§ Aim
Every line holding the string "this" should be gathered.

§ Records provided
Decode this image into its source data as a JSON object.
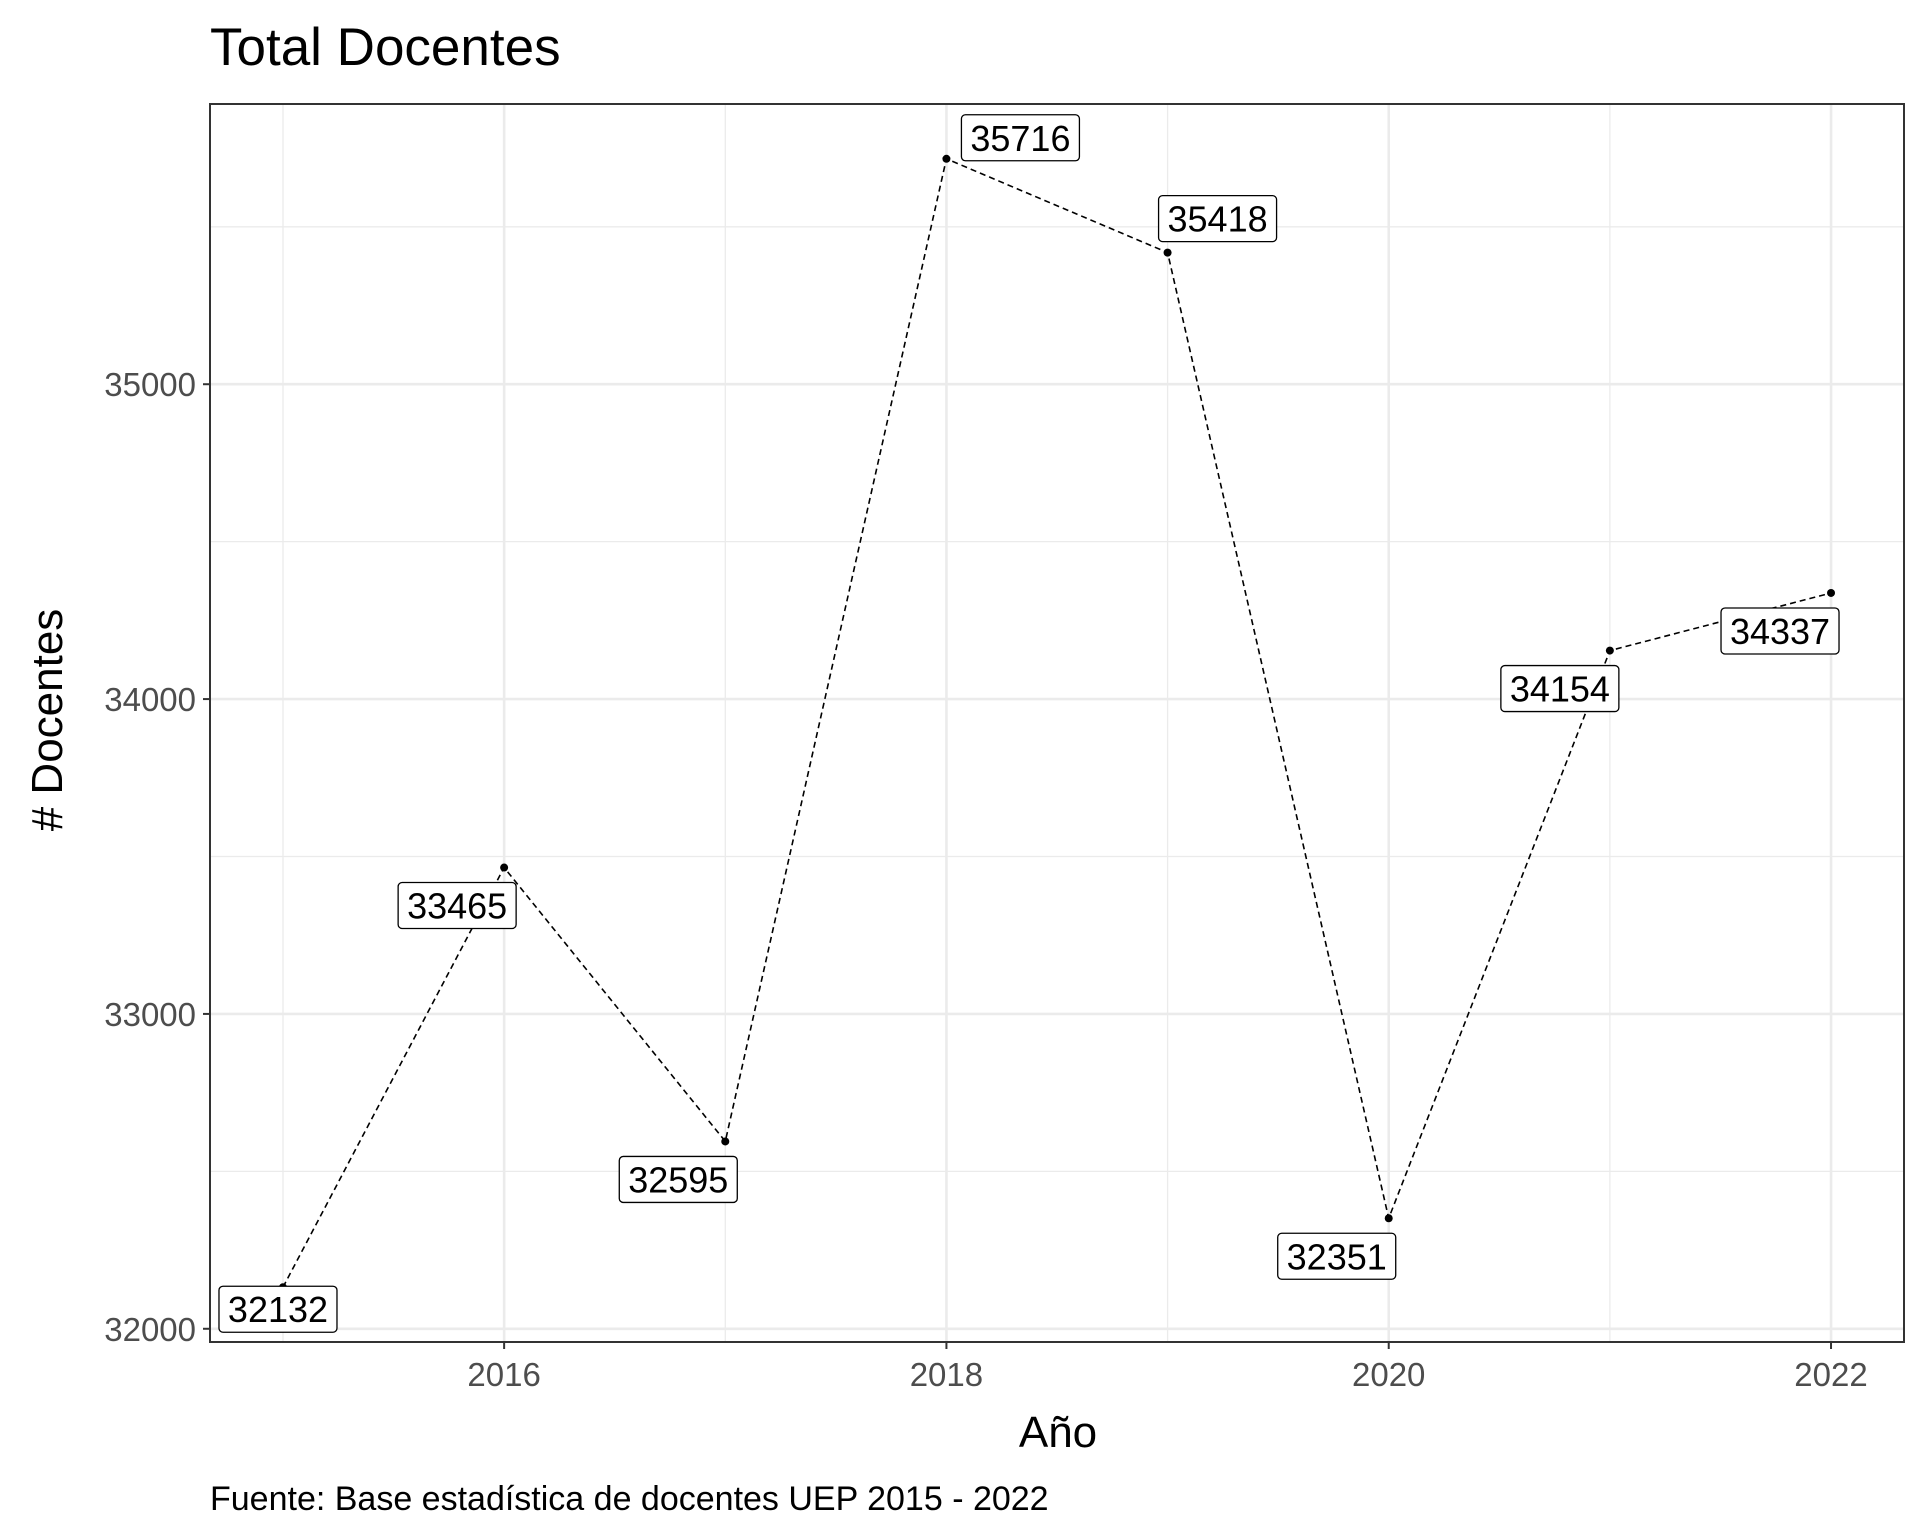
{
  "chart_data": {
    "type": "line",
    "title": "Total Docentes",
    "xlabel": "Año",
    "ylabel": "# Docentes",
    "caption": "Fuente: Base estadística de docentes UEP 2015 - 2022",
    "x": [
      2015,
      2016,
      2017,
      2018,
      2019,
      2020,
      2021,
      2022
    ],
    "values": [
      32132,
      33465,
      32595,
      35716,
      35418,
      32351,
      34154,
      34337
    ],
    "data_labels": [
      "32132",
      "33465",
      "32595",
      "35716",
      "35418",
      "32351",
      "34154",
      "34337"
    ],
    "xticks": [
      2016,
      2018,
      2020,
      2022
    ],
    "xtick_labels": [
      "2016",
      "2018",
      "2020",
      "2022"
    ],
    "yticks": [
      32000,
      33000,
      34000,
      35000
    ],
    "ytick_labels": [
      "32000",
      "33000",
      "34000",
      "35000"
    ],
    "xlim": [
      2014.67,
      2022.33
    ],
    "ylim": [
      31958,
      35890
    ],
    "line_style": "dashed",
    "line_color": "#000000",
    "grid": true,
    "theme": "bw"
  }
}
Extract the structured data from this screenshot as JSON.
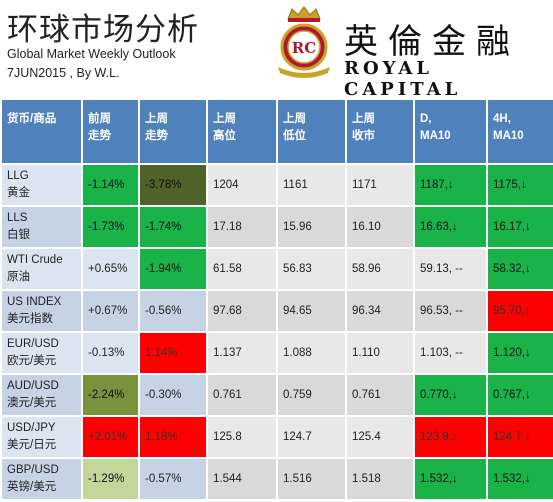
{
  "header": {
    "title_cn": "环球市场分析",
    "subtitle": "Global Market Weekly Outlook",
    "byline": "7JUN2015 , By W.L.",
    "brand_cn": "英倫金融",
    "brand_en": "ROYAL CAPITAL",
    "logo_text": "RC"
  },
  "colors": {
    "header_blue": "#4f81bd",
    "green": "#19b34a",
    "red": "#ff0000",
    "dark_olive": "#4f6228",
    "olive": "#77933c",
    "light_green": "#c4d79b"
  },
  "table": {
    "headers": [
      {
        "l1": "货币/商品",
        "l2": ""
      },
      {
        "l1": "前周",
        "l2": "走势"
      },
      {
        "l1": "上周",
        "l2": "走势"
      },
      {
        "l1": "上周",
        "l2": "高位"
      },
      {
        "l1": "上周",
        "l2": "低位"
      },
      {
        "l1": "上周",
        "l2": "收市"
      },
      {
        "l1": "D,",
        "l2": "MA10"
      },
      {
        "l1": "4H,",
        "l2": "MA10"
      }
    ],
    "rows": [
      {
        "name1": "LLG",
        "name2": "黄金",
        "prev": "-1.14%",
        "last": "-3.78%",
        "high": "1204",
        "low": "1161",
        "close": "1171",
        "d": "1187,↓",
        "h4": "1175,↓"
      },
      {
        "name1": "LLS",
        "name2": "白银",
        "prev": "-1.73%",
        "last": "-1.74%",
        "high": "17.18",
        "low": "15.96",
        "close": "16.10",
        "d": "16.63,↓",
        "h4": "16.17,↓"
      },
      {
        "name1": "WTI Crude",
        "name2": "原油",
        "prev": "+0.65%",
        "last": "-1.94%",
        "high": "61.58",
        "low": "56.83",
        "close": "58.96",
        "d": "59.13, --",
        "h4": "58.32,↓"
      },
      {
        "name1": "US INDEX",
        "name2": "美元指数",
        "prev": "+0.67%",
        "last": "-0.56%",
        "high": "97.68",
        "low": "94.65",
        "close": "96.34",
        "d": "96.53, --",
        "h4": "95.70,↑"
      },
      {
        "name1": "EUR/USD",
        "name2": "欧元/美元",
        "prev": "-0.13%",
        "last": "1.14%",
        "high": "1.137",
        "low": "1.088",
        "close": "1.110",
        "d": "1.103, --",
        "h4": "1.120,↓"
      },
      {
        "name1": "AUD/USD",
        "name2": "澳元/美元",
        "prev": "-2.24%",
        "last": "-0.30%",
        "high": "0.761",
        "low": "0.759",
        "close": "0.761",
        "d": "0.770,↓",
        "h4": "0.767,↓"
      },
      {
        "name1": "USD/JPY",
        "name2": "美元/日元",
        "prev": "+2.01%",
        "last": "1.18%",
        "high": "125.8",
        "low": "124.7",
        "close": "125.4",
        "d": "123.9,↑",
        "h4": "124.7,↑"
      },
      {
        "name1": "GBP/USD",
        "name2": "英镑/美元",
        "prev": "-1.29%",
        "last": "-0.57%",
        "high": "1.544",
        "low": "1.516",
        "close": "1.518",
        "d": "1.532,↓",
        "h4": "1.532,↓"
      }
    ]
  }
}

§ The answer
Decode this image into its source data as a JSON object.
Extract the structured data from this screenshot as JSON.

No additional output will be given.